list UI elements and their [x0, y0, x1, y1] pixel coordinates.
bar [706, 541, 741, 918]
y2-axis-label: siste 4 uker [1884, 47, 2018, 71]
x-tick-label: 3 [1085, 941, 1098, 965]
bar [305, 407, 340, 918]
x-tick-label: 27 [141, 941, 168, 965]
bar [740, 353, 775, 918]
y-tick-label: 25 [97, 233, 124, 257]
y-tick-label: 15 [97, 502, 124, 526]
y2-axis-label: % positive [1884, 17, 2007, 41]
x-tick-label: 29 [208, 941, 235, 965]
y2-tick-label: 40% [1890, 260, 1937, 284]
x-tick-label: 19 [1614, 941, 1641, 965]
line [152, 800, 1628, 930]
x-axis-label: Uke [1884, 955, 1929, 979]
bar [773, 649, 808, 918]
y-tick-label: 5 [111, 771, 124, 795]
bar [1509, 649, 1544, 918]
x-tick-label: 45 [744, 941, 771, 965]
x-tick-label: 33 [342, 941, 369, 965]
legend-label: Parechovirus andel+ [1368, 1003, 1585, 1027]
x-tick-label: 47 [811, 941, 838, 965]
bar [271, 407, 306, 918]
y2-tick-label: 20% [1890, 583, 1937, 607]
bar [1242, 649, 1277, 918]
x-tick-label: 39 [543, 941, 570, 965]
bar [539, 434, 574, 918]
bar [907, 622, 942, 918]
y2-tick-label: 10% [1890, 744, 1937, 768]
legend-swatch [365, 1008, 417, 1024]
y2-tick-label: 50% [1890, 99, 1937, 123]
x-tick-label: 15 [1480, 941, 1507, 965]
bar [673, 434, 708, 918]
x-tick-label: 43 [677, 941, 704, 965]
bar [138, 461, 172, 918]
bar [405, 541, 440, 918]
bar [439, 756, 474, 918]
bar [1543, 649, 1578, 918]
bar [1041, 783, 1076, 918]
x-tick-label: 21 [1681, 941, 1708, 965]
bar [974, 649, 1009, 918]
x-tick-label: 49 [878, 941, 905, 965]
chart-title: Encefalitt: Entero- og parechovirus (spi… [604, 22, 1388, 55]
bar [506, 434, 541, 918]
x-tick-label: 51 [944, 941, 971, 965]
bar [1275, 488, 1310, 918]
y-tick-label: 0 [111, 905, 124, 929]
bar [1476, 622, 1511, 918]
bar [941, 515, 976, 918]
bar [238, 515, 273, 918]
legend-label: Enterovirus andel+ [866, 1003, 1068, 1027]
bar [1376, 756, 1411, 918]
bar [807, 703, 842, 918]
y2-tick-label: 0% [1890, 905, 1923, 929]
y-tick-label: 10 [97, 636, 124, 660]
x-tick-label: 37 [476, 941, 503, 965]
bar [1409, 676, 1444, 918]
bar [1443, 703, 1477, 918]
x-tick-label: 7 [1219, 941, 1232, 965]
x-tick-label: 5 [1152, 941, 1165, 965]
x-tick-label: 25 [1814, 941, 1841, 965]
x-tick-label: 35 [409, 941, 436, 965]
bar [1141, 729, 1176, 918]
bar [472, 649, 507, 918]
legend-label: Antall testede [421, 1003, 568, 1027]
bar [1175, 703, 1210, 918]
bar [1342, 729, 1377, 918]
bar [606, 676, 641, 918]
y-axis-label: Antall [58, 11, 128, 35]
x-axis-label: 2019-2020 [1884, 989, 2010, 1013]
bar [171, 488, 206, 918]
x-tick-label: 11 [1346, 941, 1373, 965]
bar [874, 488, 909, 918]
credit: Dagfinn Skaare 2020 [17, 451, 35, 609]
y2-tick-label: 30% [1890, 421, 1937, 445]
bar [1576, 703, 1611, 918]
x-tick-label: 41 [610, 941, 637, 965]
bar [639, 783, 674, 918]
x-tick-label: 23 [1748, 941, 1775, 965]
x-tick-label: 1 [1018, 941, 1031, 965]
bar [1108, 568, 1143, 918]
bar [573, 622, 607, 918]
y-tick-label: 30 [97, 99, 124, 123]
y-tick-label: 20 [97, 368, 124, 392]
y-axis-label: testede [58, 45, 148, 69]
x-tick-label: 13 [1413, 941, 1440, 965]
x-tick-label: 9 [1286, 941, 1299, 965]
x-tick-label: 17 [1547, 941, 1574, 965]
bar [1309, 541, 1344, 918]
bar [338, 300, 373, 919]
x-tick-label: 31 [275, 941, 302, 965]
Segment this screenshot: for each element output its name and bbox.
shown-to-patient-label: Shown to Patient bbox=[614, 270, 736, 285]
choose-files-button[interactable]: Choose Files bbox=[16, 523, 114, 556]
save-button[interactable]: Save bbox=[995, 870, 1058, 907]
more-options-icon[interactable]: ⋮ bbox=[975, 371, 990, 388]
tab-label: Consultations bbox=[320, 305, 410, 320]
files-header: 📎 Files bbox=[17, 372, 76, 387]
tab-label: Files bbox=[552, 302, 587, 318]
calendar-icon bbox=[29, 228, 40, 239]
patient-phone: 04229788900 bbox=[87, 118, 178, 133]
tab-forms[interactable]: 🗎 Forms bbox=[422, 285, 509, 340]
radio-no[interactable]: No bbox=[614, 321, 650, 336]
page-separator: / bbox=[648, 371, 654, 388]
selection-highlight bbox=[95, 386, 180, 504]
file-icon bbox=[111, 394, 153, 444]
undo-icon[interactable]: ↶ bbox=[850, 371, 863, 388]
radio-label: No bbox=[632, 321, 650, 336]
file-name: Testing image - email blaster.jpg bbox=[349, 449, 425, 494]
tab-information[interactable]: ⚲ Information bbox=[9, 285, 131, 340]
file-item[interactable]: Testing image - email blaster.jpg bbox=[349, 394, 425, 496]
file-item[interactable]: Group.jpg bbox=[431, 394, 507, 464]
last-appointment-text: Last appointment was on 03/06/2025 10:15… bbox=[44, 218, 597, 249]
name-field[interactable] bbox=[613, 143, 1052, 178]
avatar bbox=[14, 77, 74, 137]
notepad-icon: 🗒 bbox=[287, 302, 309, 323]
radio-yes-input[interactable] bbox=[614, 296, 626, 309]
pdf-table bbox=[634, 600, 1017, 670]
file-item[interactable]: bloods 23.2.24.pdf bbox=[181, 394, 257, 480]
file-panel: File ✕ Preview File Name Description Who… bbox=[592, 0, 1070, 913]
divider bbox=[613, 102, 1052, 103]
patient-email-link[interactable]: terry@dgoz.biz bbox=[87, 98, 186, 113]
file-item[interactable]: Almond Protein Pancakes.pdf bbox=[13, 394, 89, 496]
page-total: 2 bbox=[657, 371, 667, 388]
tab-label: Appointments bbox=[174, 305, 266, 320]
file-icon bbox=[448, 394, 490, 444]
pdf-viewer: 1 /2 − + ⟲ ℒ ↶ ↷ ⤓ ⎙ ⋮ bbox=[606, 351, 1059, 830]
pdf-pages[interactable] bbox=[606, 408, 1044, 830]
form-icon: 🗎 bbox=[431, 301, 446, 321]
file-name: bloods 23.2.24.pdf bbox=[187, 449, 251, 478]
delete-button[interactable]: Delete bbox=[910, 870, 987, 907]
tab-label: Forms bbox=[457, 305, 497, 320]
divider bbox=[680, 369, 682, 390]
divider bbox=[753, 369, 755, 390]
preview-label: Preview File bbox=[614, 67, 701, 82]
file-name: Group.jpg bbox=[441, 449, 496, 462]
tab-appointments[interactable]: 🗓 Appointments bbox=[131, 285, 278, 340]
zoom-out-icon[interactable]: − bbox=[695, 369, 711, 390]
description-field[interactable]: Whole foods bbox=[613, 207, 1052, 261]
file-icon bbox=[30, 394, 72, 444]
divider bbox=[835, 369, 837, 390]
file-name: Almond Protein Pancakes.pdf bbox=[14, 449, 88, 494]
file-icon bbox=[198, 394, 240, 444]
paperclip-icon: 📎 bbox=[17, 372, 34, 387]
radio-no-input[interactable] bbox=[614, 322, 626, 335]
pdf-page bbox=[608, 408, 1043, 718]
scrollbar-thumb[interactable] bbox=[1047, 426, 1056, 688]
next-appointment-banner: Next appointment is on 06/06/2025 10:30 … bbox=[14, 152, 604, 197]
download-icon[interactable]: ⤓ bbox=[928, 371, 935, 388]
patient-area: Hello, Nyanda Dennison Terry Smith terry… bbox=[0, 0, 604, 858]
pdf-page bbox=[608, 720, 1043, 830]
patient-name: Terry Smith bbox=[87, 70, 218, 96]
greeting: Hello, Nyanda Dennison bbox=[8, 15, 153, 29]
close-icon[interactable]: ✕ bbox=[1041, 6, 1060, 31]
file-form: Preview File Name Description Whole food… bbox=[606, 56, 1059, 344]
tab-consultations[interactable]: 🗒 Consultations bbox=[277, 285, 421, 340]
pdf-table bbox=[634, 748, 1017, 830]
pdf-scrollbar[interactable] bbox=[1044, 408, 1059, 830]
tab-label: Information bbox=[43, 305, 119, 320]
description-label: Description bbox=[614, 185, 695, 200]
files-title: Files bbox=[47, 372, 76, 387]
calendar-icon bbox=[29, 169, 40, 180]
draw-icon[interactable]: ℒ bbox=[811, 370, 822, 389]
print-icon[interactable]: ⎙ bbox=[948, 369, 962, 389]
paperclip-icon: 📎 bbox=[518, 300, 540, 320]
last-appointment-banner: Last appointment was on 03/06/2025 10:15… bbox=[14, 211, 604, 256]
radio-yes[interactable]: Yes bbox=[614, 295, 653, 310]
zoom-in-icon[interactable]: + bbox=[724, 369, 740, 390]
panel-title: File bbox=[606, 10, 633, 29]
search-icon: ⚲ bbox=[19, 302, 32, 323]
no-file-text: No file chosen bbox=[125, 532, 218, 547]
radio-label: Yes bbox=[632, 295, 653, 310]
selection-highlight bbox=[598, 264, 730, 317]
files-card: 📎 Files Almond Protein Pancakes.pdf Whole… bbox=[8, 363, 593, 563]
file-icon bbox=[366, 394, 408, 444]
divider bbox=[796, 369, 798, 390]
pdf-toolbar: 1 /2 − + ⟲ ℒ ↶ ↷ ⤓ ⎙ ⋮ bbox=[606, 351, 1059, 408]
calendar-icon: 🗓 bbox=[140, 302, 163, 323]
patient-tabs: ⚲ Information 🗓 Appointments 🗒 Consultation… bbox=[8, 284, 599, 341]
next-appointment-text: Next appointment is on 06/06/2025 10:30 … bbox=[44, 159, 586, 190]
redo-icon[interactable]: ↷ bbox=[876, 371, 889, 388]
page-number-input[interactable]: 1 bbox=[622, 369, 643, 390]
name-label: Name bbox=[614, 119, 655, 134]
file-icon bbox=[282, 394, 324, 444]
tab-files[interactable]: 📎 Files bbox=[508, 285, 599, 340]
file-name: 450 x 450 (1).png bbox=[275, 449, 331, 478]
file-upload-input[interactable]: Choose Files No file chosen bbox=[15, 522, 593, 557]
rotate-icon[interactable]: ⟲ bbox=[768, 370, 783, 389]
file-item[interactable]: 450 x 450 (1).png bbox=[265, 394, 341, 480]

########

Go through the lines above and tally those with the string "item". The total is all that is needed.

**RESULT OF THE TASK**. 5